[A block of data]
_ _ _ _ _

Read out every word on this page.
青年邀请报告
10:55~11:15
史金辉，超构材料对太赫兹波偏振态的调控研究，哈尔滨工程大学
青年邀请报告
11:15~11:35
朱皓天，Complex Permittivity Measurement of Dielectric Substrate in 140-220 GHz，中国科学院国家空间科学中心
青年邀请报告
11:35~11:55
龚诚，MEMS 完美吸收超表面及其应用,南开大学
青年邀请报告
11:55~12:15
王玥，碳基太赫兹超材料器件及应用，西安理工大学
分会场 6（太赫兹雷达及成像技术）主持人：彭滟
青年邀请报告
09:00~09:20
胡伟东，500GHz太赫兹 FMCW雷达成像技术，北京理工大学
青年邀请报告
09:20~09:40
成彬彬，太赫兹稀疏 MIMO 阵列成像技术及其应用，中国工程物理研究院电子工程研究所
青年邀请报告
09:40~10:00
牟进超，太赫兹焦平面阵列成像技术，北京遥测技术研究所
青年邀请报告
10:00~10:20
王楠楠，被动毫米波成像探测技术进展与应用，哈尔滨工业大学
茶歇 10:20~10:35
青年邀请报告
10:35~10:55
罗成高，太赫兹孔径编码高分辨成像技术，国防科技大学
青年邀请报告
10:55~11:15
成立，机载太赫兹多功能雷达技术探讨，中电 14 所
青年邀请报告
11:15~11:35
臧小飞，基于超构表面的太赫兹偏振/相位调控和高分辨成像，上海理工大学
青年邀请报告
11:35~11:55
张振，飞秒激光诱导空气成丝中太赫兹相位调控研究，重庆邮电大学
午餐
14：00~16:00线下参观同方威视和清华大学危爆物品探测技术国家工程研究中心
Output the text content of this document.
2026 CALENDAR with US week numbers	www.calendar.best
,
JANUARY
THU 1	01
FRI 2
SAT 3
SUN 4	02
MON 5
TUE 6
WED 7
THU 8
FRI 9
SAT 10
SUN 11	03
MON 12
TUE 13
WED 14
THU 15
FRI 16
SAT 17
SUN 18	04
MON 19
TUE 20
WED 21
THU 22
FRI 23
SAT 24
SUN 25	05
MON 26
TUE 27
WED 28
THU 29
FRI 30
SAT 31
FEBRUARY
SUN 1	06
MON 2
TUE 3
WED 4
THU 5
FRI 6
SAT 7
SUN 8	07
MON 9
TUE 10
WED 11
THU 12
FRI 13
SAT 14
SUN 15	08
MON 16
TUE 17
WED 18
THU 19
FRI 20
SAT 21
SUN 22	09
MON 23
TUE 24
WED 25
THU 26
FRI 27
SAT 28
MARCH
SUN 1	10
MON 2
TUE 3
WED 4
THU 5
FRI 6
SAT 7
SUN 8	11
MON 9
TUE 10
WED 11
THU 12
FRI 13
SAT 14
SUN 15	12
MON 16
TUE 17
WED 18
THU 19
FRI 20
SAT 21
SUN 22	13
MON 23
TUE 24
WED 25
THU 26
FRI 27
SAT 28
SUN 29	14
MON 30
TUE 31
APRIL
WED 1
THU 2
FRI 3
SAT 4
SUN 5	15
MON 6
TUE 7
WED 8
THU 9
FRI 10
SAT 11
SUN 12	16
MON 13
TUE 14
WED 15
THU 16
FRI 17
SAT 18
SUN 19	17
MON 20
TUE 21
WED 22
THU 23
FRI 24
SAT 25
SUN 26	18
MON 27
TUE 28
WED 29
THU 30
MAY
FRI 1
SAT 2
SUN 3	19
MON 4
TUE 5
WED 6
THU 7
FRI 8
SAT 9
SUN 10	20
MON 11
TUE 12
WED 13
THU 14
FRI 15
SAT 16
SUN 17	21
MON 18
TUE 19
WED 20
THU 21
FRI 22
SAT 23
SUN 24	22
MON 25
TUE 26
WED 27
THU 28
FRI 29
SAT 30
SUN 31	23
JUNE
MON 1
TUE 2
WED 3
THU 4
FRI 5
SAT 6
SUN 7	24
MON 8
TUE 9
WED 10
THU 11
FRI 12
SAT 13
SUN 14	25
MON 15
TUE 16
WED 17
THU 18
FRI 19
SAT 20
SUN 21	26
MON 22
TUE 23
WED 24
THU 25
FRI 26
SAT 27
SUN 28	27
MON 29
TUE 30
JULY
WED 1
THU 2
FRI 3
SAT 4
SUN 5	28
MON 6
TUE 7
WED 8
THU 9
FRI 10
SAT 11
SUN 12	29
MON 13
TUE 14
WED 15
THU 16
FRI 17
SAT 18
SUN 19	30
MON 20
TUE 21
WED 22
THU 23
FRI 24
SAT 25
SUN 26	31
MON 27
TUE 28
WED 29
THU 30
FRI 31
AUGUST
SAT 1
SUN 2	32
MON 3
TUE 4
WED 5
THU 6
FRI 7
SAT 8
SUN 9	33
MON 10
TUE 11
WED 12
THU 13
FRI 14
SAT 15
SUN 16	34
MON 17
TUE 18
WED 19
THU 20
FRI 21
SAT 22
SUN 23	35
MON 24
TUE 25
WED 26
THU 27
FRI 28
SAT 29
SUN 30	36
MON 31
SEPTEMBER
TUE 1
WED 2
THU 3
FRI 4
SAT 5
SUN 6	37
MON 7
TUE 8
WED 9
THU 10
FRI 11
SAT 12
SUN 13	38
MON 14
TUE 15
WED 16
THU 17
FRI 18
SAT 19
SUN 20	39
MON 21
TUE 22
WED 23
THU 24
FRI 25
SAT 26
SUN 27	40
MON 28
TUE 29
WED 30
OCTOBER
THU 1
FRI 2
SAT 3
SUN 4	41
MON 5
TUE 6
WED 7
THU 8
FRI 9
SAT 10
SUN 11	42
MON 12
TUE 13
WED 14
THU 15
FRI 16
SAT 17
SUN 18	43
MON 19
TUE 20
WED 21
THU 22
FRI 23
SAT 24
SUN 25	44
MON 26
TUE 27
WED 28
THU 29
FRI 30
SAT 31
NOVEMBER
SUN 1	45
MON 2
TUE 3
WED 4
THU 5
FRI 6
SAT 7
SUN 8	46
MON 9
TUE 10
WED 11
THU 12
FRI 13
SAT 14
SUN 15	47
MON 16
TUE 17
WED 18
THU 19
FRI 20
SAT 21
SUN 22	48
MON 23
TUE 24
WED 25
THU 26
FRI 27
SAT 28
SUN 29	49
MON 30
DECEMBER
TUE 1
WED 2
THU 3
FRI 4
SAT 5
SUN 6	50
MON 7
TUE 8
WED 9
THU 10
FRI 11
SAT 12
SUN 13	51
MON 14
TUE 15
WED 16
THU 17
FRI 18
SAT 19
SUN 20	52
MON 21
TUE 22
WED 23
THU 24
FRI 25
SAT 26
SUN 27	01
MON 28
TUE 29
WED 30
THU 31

_ _ _ _ _

### Written exercise
Write out all records exactly, keeping every detail.

### Task result
Read out every word on this page.
青年邀请报告
10:55~11:15
史金辉，超构材料对太赫兹波偏振态的调控研究，哈尔滨工程大学
青年邀请报告
11:15~11:35
朱皓天，Complex Permittivity Measurement of Dielectric Substrate in 140-220 GHz，中国科学院国家空间科学中心
青年邀请报告
11:35~11:55
龚诚，MEMS 完美吸收超表面及其应用,南开大学
青年邀请报告
11:55~12:15
王玥，碳基太赫兹超材料器件及应用，西安理工大学
分会场 6（太赫兹雷达及成像技术）主持人：彭滟
青年邀请报告
09:00~09:20
胡伟东，500GHz太赫兹 FMCW雷达成像技术，北京理工大学
青年邀请报告
09:20~09:40
成彬彬，太赫兹稀疏 MIMO 阵列成像技术及其应用，中国工程物理研究院电子工程研究所
青年邀请报告
09:40~10:00
牟进超，太赫兹焦平面阵列成像技术，北京遥测技术研究所
青年邀请报告
10:00~10:20
王楠楠，被动毫米波成像探测技术进展与应用，哈尔滨工业大学
茶歇 10:20~10:35
青年邀请报告
10:35~10:55
罗成高，太赫兹孔径编码高分辨成像技术，国防科技大学
青年邀请报告
10:55~11:15
成立，机载太赫兹多功能雷达技术探讨，中电 14 所
青年邀请报告
11:15~11:35
臧小飞，基于超构表面的太赫兹偏振/相位调控和高分辨成像，上海理工大学
青年邀请报告
11:35~11:55
张振，飞秒激光诱导空气成丝中太赫兹相位调控研究，重庆邮电大学
午餐
14：00~16:00线下参观同方威视和清华大学危爆物品探测技术国家工程研究中心
Output the text content of this document.
2026 CALENDAR with US week numbers	www.calendar.best
,
JANUARY
THU 1	01
FRI 2
SAT 3
SUN 4	02
MON 5
TUE 6
WED 7
THU 8
FRI 9
SAT 10
SUN 11	03
MON 12
TUE 13
WED 14
THU 15
FRI 16
SAT 17
SUN 18	04
MON 19
TUE 20
WED 21
THU 22
FRI 23
SAT 24
SUN 25	05
MON 26
TUE 27
WED 28
THU 29
FRI 30
SAT 31
FEBRUARY
SUN 1	06
MON 2
TUE 3
WED 4
THU 5
FRI 6
SAT 7
SUN 8	07
MON 9
TUE 10
WED 11
THU 12
FRI 13
SAT 14
SUN 15	08
MON 16
TUE 17
WED 18
THU 19
FRI 20
SAT 21
SUN 22	09
MON 23
TUE 24
WED 25
THU 26
FRI 27
SAT 28
MARCH
SUN 1	10
MON 2
TUE 3
WED 4
THU 5
FRI 6
SAT 7
SUN 8	11
MON 9
TUE 10
WED 11
THU 12
FRI 13
SAT 14
SUN 15	12
MON 16
TUE 17
WED 18
THU 19
FRI 20
SAT 21
SUN 22	13
MON 23
TUE 24
WED 25
THU 26
FRI 27
SAT 28
SUN 29	14
MON 30
TUE 31
APRIL
WED 1
THU 2
FRI 3
SAT 4
SUN 5	15
MON 6
TUE 7
WED 8
THU 9
FRI 10
SAT 11
SUN 12	16
MON 13
TUE 14
WED 15
THU 16
FRI 17
SAT 18
SUN 19	17
MON 20
TUE 21
WED 22
THU 23
FRI 24
SAT 25
SUN 26	18
MON 27
TUE 28
WED 29
THU 30
MAY
FRI 1
SAT 2
SUN 3	19
MON 4
TUE 5
WED 6
THU 7
FRI 8
SAT 9
SUN 10	20
MON 11
TUE 12
WED 13
THU 14
FRI 15
SAT 16
SUN 17	21
MON 18
TUE 19
WED 20
THU 21
FRI 22
SAT 23
SUN 24	22
MON 25
TUE 26
WED 27
THU 28
FRI 29
SAT 30
SUN 31	23
JUNE
MON 1
TUE 2
WED 3
THU 4
FRI 5
SAT 6
SUN 7	24
MON 8
TUE 9
WED 10
THU 11
FRI 12
SAT 13
SUN 14	25
MON 15
TUE 16
WED 17
THU 18
FRI 19
SAT 20
SUN 21	26
MON 22
TUE 23
WED 24
THU 25
FRI 26
SAT 27
SUN 28	27
MON 29
TUE 30
JULY
WED 1
THU 2
FRI 3
SAT 4
SUN 5	28
MON 6
TUE 7
WED 8
THU 9
FRI 10
SAT 11
SUN 12	29
MON 13
TUE 14
WED 15
THU 16
FRI 17
SAT 18
SUN 19	30
MON 20
TUE 21
WED 22
THU 23
FRI 24
SAT 25
SUN 26	31
MON 27
TUE 28
WED 29
THU 30
FRI 31
AUGUST
SAT 1
SUN 2	32
MON 3
TUE 4
WED 5
THU 6
FRI 7
SAT 8
SUN 9	33
MON 10
TUE 11
WED 12
THU 13
FRI 14
SAT 15
SUN 16	34
MON 17
TUE 18
WED 19
THU 20
FRI 21
SAT 22
SUN 23	35
MON 24
TUE 25
WED 26
THU 27
FRI 28
SAT 29
SUN 30	36
MON 31
SEPTEMBER
TUE 1
WED 2
THU 3
FRI 4
SAT 5
SUN 6	37
MON 7
TUE 8
WED 9
THU 10
FRI 11
SAT 12
SUN 13	38
MON 14
TUE 15
WED 16
THU 17
FRI 18
SAT 19
SUN 20	39
MON 21
TUE 22
WED 23
THU 24
FRI 25
SAT 26
SUN 27	40
MON 28
TUE 29
WED 30
OCTOBER
THU 1
FRI 2
SAT 3
SUN 4	41
MON 5
TUE 6
WED 7
THU 8
FRI 9
SAT 10
SUN 11	42
MON 12
TUE 13
WED 14
THU 15
FRI 16
SAT 17
SUN 18	43
MON 19
TUE 20
WED 21
THU 22
FRI 23
SAT 24
SUN 25	44
MON 26
TUE 27
WED 28
THU 29
FRI 30
SAT 31
NOVEMBER
SUN 1	45
MON 2
TUE 3
WED 4
THU 5
FRI 6
SAT 7
SUN 8	46
MON 9
TUE 10
WED 11
THU 12
FRI 13
SAT 14
SUN 15	47
MON 16
TUE 17
WED 18
THU 19
FRI 20
SAT 21
SUN 22	48
MON 23
TUE 24
WED 25
THU 26
FRI 27
SAT 28
SUN 29	49
MON 30
DECEMBER
TUE 1
WED 2
THU 3
FRI 4
SAT 5
SUN 6	50
MON 7
TUE 8
WED 9
THU 10
FRI 11
SAT 12
SUN 13	51
MON 14
TUE 15
WED 16
THU 17
FRI 18
SAT 19
SUN 20	52
MON 21
TUE 22
WED 23
THU 24
FRI 25
SAT 26
SUN 27	01
MON 28
TUE 29
WED 30
THU 31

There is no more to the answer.